— Start of EXERCISE INPUT —
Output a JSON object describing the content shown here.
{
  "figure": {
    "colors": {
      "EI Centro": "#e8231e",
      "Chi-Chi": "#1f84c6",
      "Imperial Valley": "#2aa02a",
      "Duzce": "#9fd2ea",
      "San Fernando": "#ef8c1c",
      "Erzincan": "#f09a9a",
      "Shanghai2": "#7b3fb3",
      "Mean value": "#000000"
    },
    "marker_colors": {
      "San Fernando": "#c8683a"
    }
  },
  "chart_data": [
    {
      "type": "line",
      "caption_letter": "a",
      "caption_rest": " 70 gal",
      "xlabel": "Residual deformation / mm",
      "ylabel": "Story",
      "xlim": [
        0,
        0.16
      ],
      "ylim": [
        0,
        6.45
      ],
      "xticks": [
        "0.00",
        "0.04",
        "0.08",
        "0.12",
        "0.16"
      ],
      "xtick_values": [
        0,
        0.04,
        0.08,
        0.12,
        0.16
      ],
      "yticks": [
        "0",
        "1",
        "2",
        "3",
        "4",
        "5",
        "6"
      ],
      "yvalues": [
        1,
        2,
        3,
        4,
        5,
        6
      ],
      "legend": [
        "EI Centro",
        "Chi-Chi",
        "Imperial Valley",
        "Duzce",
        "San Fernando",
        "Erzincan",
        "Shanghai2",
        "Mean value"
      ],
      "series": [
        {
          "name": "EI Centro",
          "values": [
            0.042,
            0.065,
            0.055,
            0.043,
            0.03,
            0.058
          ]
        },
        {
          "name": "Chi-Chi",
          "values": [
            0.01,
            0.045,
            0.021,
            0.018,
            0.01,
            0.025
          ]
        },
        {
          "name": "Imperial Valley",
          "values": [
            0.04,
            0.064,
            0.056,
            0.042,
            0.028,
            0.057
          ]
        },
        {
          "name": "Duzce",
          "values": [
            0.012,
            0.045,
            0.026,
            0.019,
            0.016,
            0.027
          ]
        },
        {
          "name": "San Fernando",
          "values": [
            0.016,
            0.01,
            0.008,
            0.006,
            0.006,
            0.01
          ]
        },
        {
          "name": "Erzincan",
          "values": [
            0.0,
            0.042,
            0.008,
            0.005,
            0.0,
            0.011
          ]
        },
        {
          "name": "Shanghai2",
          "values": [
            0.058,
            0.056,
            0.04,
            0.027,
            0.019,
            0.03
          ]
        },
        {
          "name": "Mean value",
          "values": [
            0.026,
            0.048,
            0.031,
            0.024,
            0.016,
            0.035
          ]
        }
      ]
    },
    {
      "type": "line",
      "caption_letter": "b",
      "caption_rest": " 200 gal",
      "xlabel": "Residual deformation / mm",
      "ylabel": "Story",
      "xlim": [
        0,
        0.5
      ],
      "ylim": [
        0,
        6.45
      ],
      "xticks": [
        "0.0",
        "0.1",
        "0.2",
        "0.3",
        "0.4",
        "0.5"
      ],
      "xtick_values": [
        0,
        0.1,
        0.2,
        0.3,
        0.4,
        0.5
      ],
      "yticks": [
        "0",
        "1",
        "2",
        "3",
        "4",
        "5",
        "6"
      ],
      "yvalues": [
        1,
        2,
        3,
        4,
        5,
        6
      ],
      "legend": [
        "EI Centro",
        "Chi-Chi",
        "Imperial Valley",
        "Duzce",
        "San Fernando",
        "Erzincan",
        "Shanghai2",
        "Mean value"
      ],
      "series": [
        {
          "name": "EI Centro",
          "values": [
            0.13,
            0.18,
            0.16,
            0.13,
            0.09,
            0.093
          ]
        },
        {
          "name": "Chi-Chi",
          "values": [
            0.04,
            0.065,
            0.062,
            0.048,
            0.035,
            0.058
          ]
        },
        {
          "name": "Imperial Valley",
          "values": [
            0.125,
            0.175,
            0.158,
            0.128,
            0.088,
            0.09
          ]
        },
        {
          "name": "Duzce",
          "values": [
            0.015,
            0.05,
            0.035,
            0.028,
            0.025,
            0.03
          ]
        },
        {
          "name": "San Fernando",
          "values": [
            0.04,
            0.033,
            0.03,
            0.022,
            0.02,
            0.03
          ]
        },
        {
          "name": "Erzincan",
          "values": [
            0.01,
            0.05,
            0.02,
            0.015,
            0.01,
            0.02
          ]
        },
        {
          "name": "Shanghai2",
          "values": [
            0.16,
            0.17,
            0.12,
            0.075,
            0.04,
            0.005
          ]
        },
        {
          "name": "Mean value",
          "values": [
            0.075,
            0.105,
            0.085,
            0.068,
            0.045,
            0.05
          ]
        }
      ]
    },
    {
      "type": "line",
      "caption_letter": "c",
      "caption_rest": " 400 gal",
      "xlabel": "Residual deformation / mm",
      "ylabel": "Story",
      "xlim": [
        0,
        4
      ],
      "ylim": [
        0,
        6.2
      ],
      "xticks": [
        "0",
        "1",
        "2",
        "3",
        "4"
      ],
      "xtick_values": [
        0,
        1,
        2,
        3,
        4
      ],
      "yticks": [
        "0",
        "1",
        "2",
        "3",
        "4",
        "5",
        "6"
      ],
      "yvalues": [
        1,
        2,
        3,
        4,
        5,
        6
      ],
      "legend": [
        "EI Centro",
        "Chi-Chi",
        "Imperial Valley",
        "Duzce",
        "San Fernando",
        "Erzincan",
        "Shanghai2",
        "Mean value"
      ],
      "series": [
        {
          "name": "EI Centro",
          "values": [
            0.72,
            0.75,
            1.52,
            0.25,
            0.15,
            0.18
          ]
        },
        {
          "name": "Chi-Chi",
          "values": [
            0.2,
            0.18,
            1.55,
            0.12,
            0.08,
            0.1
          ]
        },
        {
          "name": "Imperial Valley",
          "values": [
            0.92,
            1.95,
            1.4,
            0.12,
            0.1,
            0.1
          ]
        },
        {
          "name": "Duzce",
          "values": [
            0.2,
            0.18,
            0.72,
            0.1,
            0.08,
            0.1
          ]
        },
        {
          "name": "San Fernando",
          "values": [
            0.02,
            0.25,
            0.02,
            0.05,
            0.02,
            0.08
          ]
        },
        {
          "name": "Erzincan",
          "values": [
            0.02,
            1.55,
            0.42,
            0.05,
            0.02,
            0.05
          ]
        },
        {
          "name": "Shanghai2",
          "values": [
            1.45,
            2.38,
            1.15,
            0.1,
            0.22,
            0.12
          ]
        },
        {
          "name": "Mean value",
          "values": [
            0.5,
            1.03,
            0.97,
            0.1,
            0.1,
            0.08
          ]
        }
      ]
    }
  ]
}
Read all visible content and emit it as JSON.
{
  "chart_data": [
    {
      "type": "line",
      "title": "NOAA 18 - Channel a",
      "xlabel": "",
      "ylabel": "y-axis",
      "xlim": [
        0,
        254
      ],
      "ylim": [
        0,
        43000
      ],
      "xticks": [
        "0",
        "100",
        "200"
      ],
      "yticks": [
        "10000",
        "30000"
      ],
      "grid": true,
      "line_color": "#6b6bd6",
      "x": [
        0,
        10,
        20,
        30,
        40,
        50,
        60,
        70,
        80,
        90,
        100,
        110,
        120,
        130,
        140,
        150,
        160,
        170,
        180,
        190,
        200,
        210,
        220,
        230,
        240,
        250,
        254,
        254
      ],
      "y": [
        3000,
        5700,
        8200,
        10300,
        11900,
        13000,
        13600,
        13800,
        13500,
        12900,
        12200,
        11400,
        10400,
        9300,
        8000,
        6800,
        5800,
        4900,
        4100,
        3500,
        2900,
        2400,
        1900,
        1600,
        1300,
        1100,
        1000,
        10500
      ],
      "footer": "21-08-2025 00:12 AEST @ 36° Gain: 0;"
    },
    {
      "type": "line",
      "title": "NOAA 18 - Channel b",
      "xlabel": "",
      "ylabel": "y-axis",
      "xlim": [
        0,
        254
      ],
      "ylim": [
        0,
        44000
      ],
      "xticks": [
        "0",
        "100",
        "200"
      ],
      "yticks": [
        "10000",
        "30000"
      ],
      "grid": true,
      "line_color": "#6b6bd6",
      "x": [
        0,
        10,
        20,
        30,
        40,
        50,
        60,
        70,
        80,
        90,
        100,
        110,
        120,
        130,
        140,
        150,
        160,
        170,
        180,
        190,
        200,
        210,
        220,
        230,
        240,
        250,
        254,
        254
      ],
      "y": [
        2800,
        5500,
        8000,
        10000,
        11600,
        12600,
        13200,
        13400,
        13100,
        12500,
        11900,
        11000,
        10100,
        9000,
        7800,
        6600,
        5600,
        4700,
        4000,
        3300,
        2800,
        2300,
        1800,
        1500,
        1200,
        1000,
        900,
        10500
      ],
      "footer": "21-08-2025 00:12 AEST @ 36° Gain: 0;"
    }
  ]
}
— End of EXERCISE INPUT —
● **EXERCISE AIM**:
Say, as a single number and nothing more, how many lines of the entries contain the word "JSON".

● **CORRECT OUTPUT**:
2